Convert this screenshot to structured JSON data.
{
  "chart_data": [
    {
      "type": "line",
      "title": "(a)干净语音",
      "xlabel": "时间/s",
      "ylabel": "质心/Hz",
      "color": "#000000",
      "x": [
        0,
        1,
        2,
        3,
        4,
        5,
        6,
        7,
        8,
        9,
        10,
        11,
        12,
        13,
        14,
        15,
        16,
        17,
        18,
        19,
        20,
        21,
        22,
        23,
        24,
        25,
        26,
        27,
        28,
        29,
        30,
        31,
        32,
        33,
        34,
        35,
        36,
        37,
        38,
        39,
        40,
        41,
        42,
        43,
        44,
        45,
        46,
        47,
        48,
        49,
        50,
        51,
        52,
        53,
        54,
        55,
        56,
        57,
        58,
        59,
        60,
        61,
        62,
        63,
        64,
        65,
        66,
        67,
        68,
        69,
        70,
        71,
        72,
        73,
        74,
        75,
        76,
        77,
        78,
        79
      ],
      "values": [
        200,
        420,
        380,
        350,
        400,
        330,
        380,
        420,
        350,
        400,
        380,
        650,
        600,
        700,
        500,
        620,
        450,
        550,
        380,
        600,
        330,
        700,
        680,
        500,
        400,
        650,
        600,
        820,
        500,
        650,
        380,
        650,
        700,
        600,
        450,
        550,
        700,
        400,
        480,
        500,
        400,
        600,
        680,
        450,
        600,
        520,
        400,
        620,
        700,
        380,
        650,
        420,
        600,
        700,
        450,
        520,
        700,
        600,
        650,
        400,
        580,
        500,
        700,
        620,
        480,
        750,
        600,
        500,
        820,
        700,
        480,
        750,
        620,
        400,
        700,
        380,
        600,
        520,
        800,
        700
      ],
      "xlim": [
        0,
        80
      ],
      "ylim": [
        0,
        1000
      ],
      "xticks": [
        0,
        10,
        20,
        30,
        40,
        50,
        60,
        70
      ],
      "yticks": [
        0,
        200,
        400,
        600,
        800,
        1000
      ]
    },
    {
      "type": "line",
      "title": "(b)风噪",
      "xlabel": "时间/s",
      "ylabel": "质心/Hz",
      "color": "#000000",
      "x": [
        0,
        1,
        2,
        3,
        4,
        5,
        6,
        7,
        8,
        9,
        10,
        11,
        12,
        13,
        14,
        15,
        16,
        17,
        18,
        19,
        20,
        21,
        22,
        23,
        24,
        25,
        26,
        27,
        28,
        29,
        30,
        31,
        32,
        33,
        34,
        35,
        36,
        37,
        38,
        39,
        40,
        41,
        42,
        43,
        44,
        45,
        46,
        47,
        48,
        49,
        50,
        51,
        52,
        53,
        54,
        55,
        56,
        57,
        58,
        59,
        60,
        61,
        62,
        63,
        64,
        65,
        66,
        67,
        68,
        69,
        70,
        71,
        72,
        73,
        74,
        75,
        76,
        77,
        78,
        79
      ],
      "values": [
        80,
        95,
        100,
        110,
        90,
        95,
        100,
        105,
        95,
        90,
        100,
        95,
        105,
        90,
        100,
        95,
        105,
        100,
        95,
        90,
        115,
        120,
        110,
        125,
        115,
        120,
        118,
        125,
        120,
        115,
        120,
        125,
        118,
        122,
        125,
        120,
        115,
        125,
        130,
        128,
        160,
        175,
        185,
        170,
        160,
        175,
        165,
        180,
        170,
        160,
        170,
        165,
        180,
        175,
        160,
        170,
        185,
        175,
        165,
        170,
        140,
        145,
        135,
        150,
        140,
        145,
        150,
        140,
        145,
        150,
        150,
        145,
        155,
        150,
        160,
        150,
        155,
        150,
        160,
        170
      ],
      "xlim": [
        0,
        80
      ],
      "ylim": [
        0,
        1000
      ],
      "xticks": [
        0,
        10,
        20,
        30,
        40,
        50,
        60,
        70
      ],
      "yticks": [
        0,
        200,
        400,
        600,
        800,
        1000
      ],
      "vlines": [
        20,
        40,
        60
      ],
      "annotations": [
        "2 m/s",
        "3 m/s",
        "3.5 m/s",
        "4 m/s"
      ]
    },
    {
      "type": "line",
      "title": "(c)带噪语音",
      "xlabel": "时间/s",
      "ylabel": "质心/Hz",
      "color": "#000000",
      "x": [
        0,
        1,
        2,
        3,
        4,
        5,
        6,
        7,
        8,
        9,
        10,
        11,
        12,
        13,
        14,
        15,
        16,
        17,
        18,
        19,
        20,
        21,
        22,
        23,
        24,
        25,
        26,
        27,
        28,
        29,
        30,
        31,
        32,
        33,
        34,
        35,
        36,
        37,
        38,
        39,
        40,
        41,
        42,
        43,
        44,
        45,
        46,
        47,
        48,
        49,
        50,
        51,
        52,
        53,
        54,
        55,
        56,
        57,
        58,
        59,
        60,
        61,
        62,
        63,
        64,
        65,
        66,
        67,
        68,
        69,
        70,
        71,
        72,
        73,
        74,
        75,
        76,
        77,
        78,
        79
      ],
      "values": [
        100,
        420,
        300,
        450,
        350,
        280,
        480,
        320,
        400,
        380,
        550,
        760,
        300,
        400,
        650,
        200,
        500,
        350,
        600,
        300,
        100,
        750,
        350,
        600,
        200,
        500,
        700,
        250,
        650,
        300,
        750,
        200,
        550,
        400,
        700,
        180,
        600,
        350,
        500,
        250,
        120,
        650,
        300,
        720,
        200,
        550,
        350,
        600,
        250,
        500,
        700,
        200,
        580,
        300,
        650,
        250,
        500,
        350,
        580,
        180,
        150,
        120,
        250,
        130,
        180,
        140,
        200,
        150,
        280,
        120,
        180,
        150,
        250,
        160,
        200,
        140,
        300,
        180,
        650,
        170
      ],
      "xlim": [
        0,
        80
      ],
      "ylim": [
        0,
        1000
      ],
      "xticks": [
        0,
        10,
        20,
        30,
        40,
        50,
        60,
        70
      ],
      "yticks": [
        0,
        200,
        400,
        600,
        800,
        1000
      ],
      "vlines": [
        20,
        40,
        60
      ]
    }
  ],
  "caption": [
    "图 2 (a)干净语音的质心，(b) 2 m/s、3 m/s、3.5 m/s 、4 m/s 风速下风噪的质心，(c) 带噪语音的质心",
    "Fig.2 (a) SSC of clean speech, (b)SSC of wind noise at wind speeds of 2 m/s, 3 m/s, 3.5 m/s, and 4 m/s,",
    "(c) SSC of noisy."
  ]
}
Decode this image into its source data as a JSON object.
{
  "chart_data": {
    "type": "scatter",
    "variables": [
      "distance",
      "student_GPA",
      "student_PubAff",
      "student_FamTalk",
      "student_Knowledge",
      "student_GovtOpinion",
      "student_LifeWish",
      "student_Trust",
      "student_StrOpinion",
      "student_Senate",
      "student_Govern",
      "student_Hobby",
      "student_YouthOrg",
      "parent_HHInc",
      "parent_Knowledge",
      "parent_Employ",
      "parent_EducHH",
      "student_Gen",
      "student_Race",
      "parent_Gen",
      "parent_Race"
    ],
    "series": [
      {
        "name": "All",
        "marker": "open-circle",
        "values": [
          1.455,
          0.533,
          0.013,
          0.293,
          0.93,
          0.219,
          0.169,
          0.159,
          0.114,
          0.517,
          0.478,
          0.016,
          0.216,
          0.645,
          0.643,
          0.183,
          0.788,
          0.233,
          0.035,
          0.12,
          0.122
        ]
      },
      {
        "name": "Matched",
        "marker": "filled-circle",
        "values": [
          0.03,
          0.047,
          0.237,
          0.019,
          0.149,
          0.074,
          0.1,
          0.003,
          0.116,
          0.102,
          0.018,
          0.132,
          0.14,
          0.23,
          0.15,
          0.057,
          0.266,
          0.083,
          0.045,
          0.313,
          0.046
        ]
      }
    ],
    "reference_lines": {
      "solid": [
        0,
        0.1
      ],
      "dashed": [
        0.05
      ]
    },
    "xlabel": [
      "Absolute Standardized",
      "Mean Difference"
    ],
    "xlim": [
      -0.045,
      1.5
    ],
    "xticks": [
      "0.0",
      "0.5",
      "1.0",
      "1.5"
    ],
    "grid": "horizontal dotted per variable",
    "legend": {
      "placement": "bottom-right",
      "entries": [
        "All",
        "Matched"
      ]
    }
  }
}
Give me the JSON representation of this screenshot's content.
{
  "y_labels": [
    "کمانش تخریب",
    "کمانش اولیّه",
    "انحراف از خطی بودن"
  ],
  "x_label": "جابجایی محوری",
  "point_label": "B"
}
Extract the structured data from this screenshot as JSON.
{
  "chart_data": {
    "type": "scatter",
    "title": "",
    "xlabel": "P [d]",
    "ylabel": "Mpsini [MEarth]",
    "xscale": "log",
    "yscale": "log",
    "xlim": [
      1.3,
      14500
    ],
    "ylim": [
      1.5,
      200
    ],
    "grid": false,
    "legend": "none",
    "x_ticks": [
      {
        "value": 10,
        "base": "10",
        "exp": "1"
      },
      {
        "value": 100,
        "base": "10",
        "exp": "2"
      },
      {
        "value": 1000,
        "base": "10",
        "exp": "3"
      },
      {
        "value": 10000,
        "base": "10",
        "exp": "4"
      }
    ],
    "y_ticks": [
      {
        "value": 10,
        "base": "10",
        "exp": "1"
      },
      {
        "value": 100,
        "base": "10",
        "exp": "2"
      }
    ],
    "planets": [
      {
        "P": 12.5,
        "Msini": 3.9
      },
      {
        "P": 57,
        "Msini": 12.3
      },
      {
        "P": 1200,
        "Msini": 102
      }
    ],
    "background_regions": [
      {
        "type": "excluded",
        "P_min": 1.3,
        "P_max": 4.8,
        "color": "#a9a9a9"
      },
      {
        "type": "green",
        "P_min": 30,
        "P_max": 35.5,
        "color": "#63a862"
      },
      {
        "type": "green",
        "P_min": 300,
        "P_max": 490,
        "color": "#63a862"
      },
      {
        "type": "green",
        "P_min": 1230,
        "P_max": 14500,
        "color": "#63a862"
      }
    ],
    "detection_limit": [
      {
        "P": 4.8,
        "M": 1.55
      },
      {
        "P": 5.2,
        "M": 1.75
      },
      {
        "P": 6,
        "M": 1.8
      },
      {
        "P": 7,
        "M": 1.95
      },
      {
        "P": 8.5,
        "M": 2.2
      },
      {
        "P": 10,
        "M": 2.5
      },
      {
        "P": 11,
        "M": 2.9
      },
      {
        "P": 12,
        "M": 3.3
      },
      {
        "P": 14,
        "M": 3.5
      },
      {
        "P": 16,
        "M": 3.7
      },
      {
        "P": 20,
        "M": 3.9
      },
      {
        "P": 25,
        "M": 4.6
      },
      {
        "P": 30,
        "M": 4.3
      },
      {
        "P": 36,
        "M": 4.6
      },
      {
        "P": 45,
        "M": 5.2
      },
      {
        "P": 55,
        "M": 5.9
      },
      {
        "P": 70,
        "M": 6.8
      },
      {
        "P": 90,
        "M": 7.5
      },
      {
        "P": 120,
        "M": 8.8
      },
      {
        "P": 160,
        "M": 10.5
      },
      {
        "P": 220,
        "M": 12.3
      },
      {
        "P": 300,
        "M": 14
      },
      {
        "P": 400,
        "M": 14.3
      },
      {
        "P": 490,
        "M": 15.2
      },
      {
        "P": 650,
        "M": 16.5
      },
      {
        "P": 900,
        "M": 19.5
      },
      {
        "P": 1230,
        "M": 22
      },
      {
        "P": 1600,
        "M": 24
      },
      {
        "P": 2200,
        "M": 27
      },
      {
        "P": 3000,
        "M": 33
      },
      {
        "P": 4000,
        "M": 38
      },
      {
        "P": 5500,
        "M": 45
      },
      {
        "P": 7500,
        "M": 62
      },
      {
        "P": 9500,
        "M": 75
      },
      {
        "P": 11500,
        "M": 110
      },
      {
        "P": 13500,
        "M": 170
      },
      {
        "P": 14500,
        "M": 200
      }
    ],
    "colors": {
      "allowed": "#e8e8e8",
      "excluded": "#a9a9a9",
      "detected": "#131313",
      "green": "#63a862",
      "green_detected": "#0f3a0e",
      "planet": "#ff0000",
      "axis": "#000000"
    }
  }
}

* * * * * * *

▶ **GIVEN REQUEST**:
Where a line contains "JSON", copy that line.

▶ **FINISHED EXERCISE**:
Convert this screenshot to structured JSON data.
Decode this image into its source data as a JSON object.
Give me the JSON representation of this screenshot's content.
Extract the structured data from this screenshot as JSON.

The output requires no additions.